▶ TASK REQUIREMENTS
Reproduce all of the data below without alteration; exclude every picture.

Records
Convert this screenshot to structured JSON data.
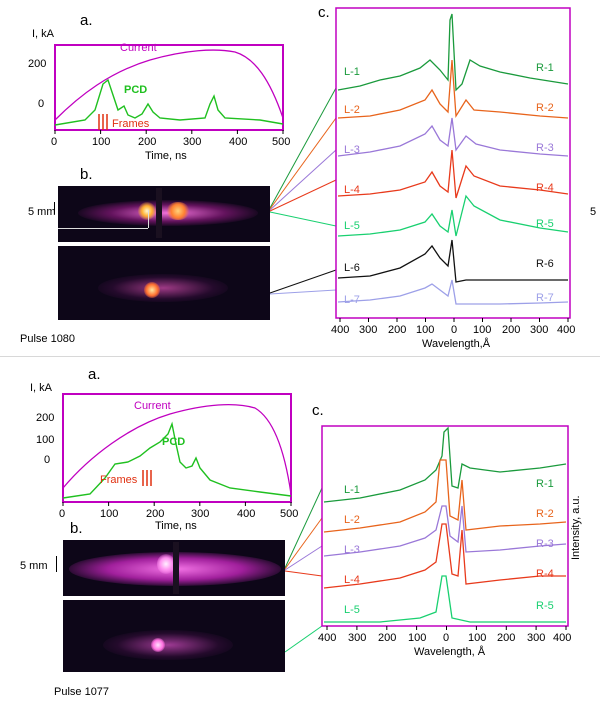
{
  "panel1": {
    "label_a": "a.",
    "label_b": "b.",
    "label_c": "c.",
    "y_unit": "I, kA",
    "y_ticks": [
      "200",
      "0"
    ],
    "x_ticks": [
      "0",
      "100",
      "200",
      "300",
      "400",
      "500"
    ],
    "x_label": "Time, ns",
    "current_label": "Current",
    "pcd_label": "PCD",
    "frames_label": "Frames",
    "scale_label": "5 mm",
    "pulse": "Pulse 1080",
    "spec_left": [
      "L-1",
      "L-2",
      "L-3",
      "L-4",
      "L-5",
      "L-6",
      "L-7"
    ],
    "spec_right": [
      "R-1",
      "R-2",
      "R-3",
      "R-4",
      "R-5",
      "R-6",
      "R-7"
    ],
    "spec_colors": [
      "#1a9a3c",
      "#e8641c",
      "#9a78d8",
      "#e83a1c",
      "#19d070",
      "#111111",
      "#9da0e8"
    ],
    "spec_x_ticks": [
      "400",
      "300",
      "200",
      "100",
      "0",
      "100",
      "200",
      "300",
      "400"
    ],
    "spec_x_label": "Wavelength,Å",
    "edge_char": "5"
  },
  "panel2": {
    "label_a": "a.",
    "label_b": "b.",
    "label_c": "c.",
    "y_unit": "I, kA",
    "y_ticks": [
      "200",
      "100",
      "0"
    ],
    "x_ticks": [
      "0",
      "100",
      "200",
      "300",
      "400",
      "500"
    ],
    "x_label": "Time, ns",
    "current_label": "Current",
    "pcd_label": "PCD",
    "frames_label": "Frames",
    "scale_label": "5 mm",
    "pulse": "Pulse 1077",
    "spec_left": [
      "L-1",
      "L-2",
      "L-3",
      "L-4",
      "L-5"
    ],
    "spec_right": [
      "R-1",
      "R-2",
      "R-3",
      "R-4",
      "R-5"
    ],
    "spec_colors": [
      "#1a9a3c",
      "#e8641c",
      "#9a78d8",
      "#e83a1c",
      "#19d070"
    ],
    "spec_x_ticks": [
      "400",
      "300",
      "200",
      "100",
      "0",
      "100",
      "200",
      "300",
      "400"
    ],
    "spec_x_label": "Wavelength, Å",
    "intensity_label": "Intensity, a.u."
  }
}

▶ CORRECT RESULT
Convert this screenshot to structured JSON data.
{
  "panel1": {
    "label_a": "a.",
    "label_b": "b.",
    "label_c": "c.",
    "y_unit": "I, kA",
    "y_ticks": [
      "200",
      "0"
    ],
    "x_ticks": [
      "0",
      "100",
      "200",
      "300",
      "400",
      "500"
    ],
    "x_label": "Time, ns",
    "current_label": "Current",
    "pcd_label": "PCD",
    "frames_label": "Frames",
    "scale_label": "5 mm",
    "pulse": "Pulse 1080",
    "spec_left": [
      "L-1",
      "L-2",
      "L-3",
      "L-4",
      "L-5",
      "L-6",
      "L-7"
    ],
    "spec_right": [
      "R-1",
      "R-2",
      "R-3",
      "R-4",
      "R-5",
      "R-6",
      "R-7"
    ],
    "spec_colors": [
      "#1a9a3c",
      "#e8641c",
      "#9a78d8",
      "#e83a1c",
      "#19d070",
      "#111111",
      "#9da0e8"
    ],
    "spec_x_ticks": [
      "400",
      "300",
      "200",
      "100",
      "0",
      "100",
      "200",
      "300",
      "400"
    ],
    "spec_x_label": "Wavelength,Å",
    "edge_char": "5"
  },
  "panel2": {
    "label_a": "a.",
    "label_b": "b.",
    "label_c": "c.",
    "y_unit": "I, kA",
    "y_ticks": [
      "200",
      "100",
      "0"
    ],
    "x_ticks": [
      "0",
      "100",
      "200",
      "300",
      "400",
      "500"
    ],
    "x_label": "Time, ns",
    "current_label": "Current",
    "pcd_label": "PCD",
    "frames_label": "Frames",
    "scale_label": "5 mm",
    "pulse": "Pulse 1077",
    "spec_left": [
      "L-1",
      "L-2",
      "L-3",
      "L-4",
      "L-5"
    ],
    "spec_right": [
      "R-1",
      "R-2",
      "R-3",
      "R-4",
      "R-5"
    ],
    "spec_colors": [
      "#1a9a3c",
      "#e8641c",
      "#9a78d8",
      "#e83a1c",
      "#19d070"
    ],
    "spec_x_ticks": [
      "400",
      "300",
      "200",
      "100",
      "0",
      "100",
      "200",
      "300",
      "400"
    ],
    "spec_x_label": "Wavelength, Å",
    "intensity_label": "Intensity, a.u."
  }
}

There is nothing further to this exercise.